## To be done
Quote the line containing "Transcribe the text in this document." and all lines that follow it in the listing below, exactly as written.

## Material for the task
------------------------------------

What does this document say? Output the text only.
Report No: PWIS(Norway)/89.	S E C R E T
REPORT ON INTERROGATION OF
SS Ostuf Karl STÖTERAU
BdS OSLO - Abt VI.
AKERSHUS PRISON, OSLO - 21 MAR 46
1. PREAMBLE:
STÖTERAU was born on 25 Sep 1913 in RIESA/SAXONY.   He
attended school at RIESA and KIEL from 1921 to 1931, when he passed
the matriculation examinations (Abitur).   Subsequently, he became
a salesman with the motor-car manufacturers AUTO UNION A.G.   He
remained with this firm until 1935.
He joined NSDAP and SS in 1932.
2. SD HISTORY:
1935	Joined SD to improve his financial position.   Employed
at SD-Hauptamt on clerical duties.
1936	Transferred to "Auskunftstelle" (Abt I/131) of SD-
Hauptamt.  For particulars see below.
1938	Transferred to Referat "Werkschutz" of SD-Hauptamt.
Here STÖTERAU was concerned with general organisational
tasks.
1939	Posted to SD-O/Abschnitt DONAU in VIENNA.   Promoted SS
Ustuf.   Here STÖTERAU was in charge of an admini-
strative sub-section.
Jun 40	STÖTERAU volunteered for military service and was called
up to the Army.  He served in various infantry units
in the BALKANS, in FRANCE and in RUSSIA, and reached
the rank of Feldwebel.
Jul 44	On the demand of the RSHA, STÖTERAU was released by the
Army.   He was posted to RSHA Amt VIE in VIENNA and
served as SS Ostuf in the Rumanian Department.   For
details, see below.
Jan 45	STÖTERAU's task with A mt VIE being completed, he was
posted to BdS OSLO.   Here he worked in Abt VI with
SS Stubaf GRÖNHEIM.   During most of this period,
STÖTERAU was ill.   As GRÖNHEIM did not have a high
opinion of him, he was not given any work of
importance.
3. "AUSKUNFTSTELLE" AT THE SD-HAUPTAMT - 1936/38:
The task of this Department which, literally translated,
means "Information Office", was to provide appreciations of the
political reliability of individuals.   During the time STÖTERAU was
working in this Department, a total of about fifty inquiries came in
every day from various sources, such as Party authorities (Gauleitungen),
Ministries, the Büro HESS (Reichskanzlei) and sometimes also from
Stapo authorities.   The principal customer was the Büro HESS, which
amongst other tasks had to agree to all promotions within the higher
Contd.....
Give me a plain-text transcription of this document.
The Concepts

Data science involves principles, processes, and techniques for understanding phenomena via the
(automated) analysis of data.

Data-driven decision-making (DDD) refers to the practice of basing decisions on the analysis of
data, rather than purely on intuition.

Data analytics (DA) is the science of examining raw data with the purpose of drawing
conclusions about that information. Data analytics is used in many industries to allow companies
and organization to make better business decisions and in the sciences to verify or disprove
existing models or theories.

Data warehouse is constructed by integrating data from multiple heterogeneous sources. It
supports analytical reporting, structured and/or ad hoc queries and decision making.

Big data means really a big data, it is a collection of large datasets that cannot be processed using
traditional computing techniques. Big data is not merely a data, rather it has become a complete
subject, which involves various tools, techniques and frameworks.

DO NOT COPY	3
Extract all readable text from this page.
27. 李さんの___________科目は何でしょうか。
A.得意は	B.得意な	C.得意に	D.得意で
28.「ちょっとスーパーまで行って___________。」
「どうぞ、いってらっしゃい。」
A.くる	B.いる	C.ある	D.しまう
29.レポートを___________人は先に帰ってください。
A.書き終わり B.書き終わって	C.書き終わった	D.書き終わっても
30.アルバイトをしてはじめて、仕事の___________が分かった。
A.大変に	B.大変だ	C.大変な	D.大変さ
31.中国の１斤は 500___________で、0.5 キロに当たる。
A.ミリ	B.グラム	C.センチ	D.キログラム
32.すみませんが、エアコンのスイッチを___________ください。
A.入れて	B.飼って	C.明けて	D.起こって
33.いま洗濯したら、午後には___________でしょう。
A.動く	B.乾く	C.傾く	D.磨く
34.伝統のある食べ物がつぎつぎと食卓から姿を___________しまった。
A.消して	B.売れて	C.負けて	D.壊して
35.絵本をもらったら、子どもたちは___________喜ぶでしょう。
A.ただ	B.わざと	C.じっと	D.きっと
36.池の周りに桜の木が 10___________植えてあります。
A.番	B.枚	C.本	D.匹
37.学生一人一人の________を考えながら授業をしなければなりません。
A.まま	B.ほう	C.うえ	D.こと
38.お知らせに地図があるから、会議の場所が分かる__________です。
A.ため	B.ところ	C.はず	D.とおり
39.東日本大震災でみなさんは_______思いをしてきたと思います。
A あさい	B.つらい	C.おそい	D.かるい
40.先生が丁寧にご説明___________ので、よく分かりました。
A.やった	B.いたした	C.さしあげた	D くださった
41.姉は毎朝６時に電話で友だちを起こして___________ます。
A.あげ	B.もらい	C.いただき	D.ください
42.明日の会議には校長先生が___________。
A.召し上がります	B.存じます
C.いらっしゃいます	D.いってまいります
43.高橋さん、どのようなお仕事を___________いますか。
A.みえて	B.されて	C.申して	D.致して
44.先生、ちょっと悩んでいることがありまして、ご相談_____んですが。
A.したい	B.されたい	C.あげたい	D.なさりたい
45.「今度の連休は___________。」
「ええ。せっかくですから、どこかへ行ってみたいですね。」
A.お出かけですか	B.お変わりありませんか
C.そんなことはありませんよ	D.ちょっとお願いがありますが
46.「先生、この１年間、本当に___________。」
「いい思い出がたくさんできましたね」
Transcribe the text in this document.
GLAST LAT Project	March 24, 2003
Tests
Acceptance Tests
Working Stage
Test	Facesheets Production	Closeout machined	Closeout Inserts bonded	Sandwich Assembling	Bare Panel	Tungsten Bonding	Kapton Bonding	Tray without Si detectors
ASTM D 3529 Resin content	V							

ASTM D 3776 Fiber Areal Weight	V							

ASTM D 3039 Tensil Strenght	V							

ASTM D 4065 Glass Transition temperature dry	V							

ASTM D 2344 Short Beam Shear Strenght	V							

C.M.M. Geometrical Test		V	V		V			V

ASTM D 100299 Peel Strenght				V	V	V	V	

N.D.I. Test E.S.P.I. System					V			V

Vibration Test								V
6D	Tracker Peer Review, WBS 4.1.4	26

------------------------------------

## Exercise answer
Transcribe the text in this document.
GLAST LAT Project	March 24, 2003
Tests
Acceptance Tests
Working Stage
Test	Facesheets Production	Closeout machined	Closeout Inserts bonded	Sandwich Assembling	Bare Panel	Tungsten Bonding	Kapton Bonding	Tray without Si detectors
ASTM D 3529 Resin content	V							

ASTM D 3776 Fiber Areal Weight	V							

ASTM D 3039 Tensil Strenght	V							

ASTM D 4065 Glass Transition temperature dry	V							

ASTM D 2344 Short Beam Shear Strenght	V							

C.M.M. Geometrical Test		V	V		V			V

ASTM D 100299 Peel Strenght				V	V	V	V	

N.D.I. Test E.S.P.I. System					V			V

Vibration Test								V
6D	Tracker Peer Review, WBS 4.1.4	26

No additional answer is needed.